• **Written instruction**: Each entry below is to be duplicated verbatim.

--- --- ---

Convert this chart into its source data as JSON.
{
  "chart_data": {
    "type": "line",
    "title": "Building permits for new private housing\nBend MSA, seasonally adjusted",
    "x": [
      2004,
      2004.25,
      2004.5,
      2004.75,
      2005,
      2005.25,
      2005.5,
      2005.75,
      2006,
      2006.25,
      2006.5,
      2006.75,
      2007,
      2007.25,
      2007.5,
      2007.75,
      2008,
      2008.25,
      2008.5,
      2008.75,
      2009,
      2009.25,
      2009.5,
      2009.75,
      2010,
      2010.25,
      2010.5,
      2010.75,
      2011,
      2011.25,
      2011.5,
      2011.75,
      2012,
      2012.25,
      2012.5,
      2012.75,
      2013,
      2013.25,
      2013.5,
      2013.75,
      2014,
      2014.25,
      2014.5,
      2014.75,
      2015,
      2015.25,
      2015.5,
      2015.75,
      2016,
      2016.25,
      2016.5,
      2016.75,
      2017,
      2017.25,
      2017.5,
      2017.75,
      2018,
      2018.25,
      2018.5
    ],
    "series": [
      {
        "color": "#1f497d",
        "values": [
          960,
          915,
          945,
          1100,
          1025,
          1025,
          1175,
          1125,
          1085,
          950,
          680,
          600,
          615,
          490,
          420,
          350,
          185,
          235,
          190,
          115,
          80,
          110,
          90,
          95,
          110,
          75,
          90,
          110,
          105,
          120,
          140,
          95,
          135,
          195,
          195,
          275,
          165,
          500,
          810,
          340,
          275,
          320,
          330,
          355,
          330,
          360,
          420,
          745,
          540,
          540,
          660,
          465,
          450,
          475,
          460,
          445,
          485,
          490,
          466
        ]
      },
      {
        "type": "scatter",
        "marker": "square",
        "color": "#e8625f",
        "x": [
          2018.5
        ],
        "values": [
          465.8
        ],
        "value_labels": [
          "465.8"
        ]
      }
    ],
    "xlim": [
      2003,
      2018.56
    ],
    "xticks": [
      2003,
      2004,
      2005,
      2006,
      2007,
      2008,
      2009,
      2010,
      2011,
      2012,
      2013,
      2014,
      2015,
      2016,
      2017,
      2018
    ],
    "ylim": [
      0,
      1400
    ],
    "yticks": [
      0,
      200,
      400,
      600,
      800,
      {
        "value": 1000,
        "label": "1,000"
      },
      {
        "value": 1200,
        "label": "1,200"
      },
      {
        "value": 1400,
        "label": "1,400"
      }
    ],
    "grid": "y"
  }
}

--- --- ---

• **Solution**:
Convert this chart into its source data as JSON.
{
  "chart_data": {
    "type": "line",
    "title": "Building permits for new private housing\nBend MSA, seasonally adjusted",
    "x": [
      2004,
      2004.25,
      2004.5,
      2004.75,
      2005,
      2005.25,
      2005.5,
      2005.75,
      2006,
      2006.25,
      2006.5,
      2006.75,
      2007,
      2007.25,
      2007.5,
      2007.75,
      2008,
      2008.25,
      2008.5,
      2008.75,
      2009,
      2009.25,
      2009.5,
      2009.75,
      2010,
      2010.25,
      2010.5,
      2010.75,
      2011,
      2011.25,
      2011.5,
      2011.75,
      2012,
      2012.25,
      2012.5,
      2012.75,
      2013,
      2013.25,
      2013.5,
      2013.75,
      2014,
      2014.25,
      2014.5,
      2014.75,
      2015,
      2015.25,
      2015.5,
      2015.75,
      2016,
      2016.25,
      2016.5,
      2016.75,
      2017,
      2017.25,
      2017.5,
      2017.75,
      2018,
      2018.25,
      2018.5
    ],
    "series": [
      {
        "color": "#1f497d",
        "values": [
          960,
          915,
          945,
          1100,
          1025,
          1025,
          1175,
          1125,
          1085,
          950,
          680,
          600,
          615,
          490,
          420,
          350,
          185,
          235,
          190,
          115,
          80,
          110,
          90,
          95,
          110,
          75,
          90,
          110,
          105,
          120,
          140,
          95,
          135,
          195,
          195,
          275,
          165,
          500,
          810,
          340,
          275,
          320,
          330,
          355,
          330,
          360,
          420,
          745,
          540,
          540,
          660,
          465,
          450,
          475,
          460,
          445,
          485,
          490,
          466
        ]
      },
      {
        "type": "scatter",
        "marker": "square",
        "color": "#e8625f",
        "x": [
          2018.5
        ],
        "values": [
          465.8
        ],
        "value_labels": [
          "465.8"
        ]
      }
    ],
    "xlim": [
      2003,
      2018.56
    ],
    "xticks": [
      2003,
      2004,
      2005,
      2006,
      2007,
      2008,
      2009,
      2010,
      2011,
      2012,
      2013,
      2014,
      2015,
      2016,
      2017,
      2018
    ],
    "ylim": [
      0,
      1400
    ],
    "yticks": [
      0,
      200,
      400,
      600,
      800,
      {
        "value": 1000,
        "label": "1,000"
      },
      {
        "value": 1200,
        "label": "1,200"
      },
      {
        "value": 1400,
        "label": "1,400"
      }
    ],
    "grid": "y"
  }
}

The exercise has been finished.